**DOCUMENT EXCERPT**:
>> Start

Worry and Peace, Part 2

I am so blessed and relieved that God had more to say about the season I’m in. During my weekly meeting, not only did God clue us in to what he had been trying to say to us, but he encouraged me to read this book: Having a Mary Heart in a Martha World by Joanna Weaver. I had borrowed the book from someone about a month ago, along with many others. I had forgotten about it. I picked it up last night and knew that God was going to teach me something while I read it.

Oh my goodness.

I have read only three chapters so far, and I had to stop. I had to take notes on what I was reading because the words kept jumping off the page at me. I knew that I had to pay attention. I knew that I needed to stop to process all that I had read. One great way for me to do so is to write about what I’ve learned. I can feel in my heart that reading this book will change my life. God will use this author’s words and insight to change me from the inside out.

>> End

**BRIEF 1**: According to the post on worry and peace, who wrote the book the writer was encouraged to read?
**BRIEF 2**: Summarize the post on worry and peace in two sentences.
The rows that come next have no connection to the post on worry and peace.

**DATA ENTRIES**:
>> Start

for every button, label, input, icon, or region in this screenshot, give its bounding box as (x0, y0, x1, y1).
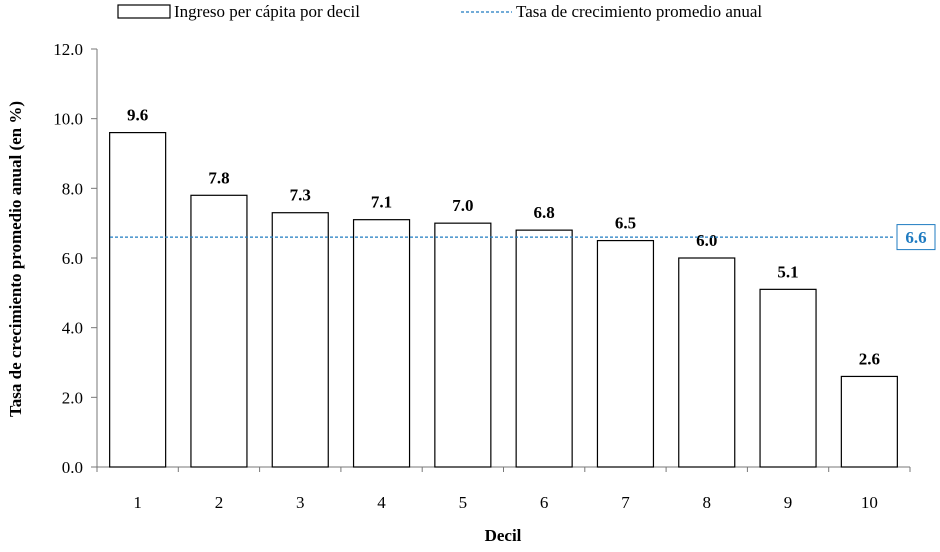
data-label: 6.5 (615, 214, 636, 233)
data-label: 7.1 (371, 193, 392, 212)
data-label: 2.6 (859, 349, 880, 368)
bar-decil-9 (759, 288, 817, 468)
x-tick-label: 8 (703, 493, 712, 512)
legend: Ingreso per cápita por decil Tasa de cre… (117, 2, 762, 21)
bar-decil-2 (190, 194, 248, 468)
bar-decil-6 (515, 229, 573, 468)
data-label: 7.8 (208, 168, 229, 187)
x-axis-ticks: 1 2 3 4 5 6 7 8 9 10 (96, 467, 911, 512)
y-tick-label: 10.0 (53, 110, 83, 129)
y-tick-label: 6.0 (62, 249, 83, 268)
x-tick-label: 4 (377, 493, 386, 512)
y-tick-label: 2.0 (62, 388, 83, 407)
y-axis-title: Tasa de crecimiento promedio anual (en %… (6, 101, 25, 417)
bar-decil-3 (271, 212, 329, 468)
bars: 9.6 7.8 7.3 7.1 7.0 6.8 6.5 6.0 5.1 2.6 (109, 106, 898, 468)
y-tick-label: 8.0 (62, 179, 83, 198)
average-growth-label-box (896, 224, 936, 251)
data-label: 7.3 (290, 186, 311, 205)
data-label: 6.8 (534, 203, 555, 222)
data-label: 5.1 (777, 262, 798, 281)
data-label: 7.0 (452, 196, 473, 215)
legend-label-bars: Ingreso per cápita por decil (174, 2, 360, 21)
x-tick-label: 10 (861, 493, 878, 512)
average-growth-label: 6.6 (905, 228, 926, 247)
bar-decil-1 (109, 132, 167, 468)
bar-decil-8 (678, 257, 736, 468)
x-tick-label: 1 (133, 493, 142, 512)
y-axis-ticks: 0.0 2.0 4.0 6.0 8.0 10.0 12.0 (53, 40, 97, 477)
y-tick-label: 4.0 (62, 319, 83, 338)
x-tick-label: 3 (296, 493, 305, 512)
bar-decil-4 (352, 219, 411, 468)
bar-decil-7 (596, 239, 655, 468)
x-tick-label: 9 (784, 493, 793, 512)
y-tick-label: 12.0 (53, 40, 83, 59)
legend-label-line: Tasa de crecimiento promedio anual (516, 2, 762, 21)
x-tick-label: 7 (621, 493, 630, 512)
data-label: 9.6 (127, 106, 148, 125)
x-axis-title: Decil (485, 526, 522, 545)
x-tick-label: 6 (540, 493, 549, 512)
legend-swatch-bar (117, 4, 171, 19)
x-tick-label: 5 (459, 493, 468, 512)
bar-decil-10 (840, 375, 898, 468)
y-tick-label: 0.0 (62, 458, 83, 477)
bar-decil-5 (434, 222, 492, 468)
x-tick-label: 2 (215, 493, 224, 512)
data-label: 6.0 (696, 231, 717, 250)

>> End

**CORRECT OUTPUT 1**: Joanna Weaver

**CORRECT OUTPUT 2**: During a weekly meeting, the writer felt encouraged by God to read Having a Mary Heart in a Martha World by Joanna Weaver, a borrowed book that had been forgotten. After only three chapters, the writer stopped to take notes and process what had been read, feeling certain that the book will change their life.